- **Required actions**:
(a) Rewrite everything in the vaccine passage from "Compared with currently" down to "double-blind and placebo-controlled.", with "Jiangsu Province" replaced by "Zhejiang Province".
(b) For each statement, say whether the vaccine passage agrees with it (yes or no), and quote the words that decide it: (i) The new vaccine is administered by intramuscular injection. (ii) More than 1,000 healthy adults were enrolled in the trials. (iii) The trials were placebo-controlled.
(c) Please translate this sentence from the vaccine passage into Spanish: "Researchers conducted phase-1 and phase-2 trials at hospitals in east China's Jiangsu Province from September 2020 to July 2021."

A China-developed intranasal vaccine against COVID-19 has shown to be safe and effective in early-stage human trials, according to a new study published in the journal The Lancet Respiratory Medicine.
Compared with currently available COVID-19 vaccines that are administered by intramuscular injection, the new drug, coded dNS1-RBD, is a two-dose, live-attenuated influenza vaccine given through the nose. It was jointly developed by Xiamen University, the University of Hong Kong and Beijing Wantai Biological Pharmacy Enterprise.
Researchers conducted phase-1 and phase-2 trials at hospitals in east China's Jiangsu Province from September 2020 to July 2021. More than 1,000 healthy adults aged between 18 and 86 were enrolled in the trials, which were randomized, double-blind and placebo-controlled.

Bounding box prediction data
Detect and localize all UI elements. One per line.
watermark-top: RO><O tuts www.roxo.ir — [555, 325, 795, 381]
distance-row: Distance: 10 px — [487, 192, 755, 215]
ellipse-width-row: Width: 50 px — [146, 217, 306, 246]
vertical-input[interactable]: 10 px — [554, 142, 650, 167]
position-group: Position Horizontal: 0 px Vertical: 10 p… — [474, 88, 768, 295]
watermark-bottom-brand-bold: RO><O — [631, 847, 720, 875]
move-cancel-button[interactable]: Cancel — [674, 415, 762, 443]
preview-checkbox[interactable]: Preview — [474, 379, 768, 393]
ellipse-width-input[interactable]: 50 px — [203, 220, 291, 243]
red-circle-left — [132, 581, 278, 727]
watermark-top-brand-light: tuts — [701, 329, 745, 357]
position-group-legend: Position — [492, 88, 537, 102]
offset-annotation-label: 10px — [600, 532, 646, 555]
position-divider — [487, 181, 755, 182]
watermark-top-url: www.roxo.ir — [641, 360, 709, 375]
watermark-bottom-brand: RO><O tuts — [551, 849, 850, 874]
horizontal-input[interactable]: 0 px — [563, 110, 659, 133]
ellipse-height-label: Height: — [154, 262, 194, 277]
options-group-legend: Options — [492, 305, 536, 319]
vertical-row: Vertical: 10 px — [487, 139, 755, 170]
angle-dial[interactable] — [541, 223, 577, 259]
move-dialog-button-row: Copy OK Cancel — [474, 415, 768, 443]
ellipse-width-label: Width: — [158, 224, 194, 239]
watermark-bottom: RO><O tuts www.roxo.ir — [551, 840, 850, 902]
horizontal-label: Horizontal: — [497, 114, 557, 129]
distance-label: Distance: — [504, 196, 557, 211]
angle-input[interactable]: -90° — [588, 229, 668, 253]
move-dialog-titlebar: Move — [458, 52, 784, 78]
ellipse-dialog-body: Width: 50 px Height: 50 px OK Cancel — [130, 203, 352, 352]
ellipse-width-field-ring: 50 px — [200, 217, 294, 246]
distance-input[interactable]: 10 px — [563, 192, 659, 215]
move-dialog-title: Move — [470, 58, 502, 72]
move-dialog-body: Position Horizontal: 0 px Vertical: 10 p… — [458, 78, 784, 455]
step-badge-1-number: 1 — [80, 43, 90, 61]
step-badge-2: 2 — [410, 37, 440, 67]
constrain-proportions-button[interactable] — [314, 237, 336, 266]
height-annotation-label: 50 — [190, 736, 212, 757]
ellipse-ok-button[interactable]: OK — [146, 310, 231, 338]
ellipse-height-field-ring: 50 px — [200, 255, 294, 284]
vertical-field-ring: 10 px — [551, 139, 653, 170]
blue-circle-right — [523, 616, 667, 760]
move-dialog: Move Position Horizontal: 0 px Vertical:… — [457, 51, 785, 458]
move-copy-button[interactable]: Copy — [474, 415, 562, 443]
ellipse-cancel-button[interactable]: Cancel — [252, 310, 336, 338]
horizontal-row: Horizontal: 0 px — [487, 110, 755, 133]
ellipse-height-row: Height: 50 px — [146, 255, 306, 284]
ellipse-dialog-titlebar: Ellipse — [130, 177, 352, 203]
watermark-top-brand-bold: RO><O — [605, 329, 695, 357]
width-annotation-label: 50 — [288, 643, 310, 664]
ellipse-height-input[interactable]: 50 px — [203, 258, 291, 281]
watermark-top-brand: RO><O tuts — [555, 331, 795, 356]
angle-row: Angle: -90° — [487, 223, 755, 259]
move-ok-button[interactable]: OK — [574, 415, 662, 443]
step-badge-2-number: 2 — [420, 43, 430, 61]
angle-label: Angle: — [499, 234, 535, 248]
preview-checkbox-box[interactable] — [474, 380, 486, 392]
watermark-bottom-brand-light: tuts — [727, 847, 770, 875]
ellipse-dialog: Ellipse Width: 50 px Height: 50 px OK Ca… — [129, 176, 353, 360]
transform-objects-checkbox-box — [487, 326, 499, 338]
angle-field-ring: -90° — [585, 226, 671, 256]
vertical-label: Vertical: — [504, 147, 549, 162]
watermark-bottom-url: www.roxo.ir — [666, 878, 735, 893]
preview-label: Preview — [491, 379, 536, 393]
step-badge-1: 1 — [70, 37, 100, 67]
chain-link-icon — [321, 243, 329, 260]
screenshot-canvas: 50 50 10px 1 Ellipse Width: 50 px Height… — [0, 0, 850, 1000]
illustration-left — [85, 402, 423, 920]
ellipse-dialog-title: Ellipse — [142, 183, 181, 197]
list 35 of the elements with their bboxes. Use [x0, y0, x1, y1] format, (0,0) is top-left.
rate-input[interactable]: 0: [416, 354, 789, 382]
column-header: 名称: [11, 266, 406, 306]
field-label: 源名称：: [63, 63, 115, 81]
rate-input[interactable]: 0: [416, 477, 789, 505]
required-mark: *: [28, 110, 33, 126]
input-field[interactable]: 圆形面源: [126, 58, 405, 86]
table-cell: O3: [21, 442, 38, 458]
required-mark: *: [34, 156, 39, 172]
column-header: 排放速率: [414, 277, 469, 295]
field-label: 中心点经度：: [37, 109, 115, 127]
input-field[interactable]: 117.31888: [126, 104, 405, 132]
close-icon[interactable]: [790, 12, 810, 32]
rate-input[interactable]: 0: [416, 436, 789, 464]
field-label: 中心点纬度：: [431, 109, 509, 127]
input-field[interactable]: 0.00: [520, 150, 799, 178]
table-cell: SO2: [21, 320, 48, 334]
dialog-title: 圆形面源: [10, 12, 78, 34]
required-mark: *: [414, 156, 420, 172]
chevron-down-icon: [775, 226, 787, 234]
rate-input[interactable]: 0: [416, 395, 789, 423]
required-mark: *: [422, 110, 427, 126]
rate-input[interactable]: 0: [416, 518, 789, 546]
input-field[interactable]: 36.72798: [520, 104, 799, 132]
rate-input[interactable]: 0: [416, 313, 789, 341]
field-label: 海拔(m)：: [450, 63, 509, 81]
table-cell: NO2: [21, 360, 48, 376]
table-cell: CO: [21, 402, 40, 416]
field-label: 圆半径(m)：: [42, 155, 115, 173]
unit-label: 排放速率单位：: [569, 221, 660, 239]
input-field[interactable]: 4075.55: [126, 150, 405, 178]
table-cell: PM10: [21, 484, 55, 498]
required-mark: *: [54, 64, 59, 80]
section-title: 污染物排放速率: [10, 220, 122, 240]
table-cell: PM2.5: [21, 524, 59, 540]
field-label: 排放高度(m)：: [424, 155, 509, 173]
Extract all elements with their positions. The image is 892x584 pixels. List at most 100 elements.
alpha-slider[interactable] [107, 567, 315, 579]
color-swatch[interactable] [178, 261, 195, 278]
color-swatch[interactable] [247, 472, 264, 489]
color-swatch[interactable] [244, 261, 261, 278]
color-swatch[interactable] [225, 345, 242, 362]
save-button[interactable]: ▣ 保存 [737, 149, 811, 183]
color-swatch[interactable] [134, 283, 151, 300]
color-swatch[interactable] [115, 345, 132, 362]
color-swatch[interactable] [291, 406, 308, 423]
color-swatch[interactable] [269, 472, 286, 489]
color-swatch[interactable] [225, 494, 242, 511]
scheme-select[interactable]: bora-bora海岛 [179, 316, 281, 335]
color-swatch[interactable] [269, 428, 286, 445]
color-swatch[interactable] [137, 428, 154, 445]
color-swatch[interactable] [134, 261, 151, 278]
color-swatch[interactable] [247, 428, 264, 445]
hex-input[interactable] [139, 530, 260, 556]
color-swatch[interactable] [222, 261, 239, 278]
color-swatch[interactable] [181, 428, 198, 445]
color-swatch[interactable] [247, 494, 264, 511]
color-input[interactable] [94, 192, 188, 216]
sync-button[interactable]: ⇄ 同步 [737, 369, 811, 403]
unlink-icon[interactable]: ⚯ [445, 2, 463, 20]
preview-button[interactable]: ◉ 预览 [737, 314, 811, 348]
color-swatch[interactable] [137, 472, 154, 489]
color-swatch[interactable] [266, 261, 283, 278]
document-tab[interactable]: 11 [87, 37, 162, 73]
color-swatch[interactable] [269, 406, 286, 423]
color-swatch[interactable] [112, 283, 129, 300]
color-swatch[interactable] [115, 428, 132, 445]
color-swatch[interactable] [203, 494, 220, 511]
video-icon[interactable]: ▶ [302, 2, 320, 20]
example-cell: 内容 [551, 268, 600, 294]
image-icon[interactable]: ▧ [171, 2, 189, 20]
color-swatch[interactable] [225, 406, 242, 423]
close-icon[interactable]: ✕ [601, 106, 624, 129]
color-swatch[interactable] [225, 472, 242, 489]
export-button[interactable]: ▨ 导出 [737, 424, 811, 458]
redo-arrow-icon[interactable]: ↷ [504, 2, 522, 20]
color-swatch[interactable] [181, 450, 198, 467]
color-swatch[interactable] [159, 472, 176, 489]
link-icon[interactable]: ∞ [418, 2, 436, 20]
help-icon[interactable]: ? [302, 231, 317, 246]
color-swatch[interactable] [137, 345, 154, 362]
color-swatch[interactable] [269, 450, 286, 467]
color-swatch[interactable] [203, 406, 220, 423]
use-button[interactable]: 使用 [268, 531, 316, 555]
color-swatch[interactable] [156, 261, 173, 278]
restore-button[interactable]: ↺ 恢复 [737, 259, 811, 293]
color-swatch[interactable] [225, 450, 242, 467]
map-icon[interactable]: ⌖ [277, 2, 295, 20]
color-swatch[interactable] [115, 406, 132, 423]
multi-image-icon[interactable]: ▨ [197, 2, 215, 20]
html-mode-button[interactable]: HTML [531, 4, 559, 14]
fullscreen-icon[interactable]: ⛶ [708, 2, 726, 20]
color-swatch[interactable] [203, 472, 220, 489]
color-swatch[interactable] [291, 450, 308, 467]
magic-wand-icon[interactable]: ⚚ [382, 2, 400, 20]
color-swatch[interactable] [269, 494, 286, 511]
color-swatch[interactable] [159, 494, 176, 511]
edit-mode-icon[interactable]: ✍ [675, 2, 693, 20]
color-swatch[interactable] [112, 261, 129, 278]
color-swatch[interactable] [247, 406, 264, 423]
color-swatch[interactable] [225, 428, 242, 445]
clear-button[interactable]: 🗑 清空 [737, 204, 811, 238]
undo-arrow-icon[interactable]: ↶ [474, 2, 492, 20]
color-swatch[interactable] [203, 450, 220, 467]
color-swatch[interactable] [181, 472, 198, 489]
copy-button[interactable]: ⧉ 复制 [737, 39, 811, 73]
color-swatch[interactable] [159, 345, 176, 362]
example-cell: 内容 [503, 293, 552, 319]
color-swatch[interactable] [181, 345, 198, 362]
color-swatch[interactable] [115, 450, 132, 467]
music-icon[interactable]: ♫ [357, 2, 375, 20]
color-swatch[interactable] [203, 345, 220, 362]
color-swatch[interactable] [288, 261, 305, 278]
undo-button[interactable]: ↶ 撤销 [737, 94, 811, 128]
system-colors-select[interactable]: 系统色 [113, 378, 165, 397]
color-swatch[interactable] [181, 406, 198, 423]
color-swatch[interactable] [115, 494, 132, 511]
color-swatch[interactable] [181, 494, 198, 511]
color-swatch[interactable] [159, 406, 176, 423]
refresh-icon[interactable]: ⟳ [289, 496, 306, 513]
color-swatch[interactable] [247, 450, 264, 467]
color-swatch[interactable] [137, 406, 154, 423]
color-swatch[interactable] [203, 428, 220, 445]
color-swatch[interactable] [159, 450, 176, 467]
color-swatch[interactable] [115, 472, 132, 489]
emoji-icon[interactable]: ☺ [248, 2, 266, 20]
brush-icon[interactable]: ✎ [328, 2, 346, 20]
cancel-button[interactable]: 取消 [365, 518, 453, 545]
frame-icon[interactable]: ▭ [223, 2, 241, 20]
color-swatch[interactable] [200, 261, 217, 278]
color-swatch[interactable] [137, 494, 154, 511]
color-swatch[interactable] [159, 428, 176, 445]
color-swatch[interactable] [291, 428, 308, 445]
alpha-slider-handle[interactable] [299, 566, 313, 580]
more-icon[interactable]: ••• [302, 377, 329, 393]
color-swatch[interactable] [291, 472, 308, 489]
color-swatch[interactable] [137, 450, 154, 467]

- **Answers to the tasks**:
(a)
Compared with currently available COVID-19 vaccines that are administered by intramuscular injection, the new drug, coded dNS1-RBD, is a two-dose, live-attenuated influenza vaccine given through the nose. It was jointly developed by Xiamen University, the University of Hong Kong and Beijing Wantai Biological Pharmacy Enterprise.
Researchers conducted phase-1 and phase-2 trials at hospitals in east China's Zhejiang Province from September 2020 to July 2021. More than 1,000 healthy adults aged between 18 and 86 were enrolled in the trials, which were randomized, double-blind and placebo-controlled.

(b)
(i) No: "a two-dose, live-attenuated influenza vaccine given through the nose"
(ii) Yes: "More than 1,000 healthy adults aged between 18 and 86 were enrolled in the trials"
(iii) Yes: "which were randomized, double-blind and placebo-controlled"

(c) Los investigadores realizaron ensayos de fase 1 y fase 2 en hospitales de la provincia de Jiangsu, en el este de China, de septiembre de 2020 a julio de 2021.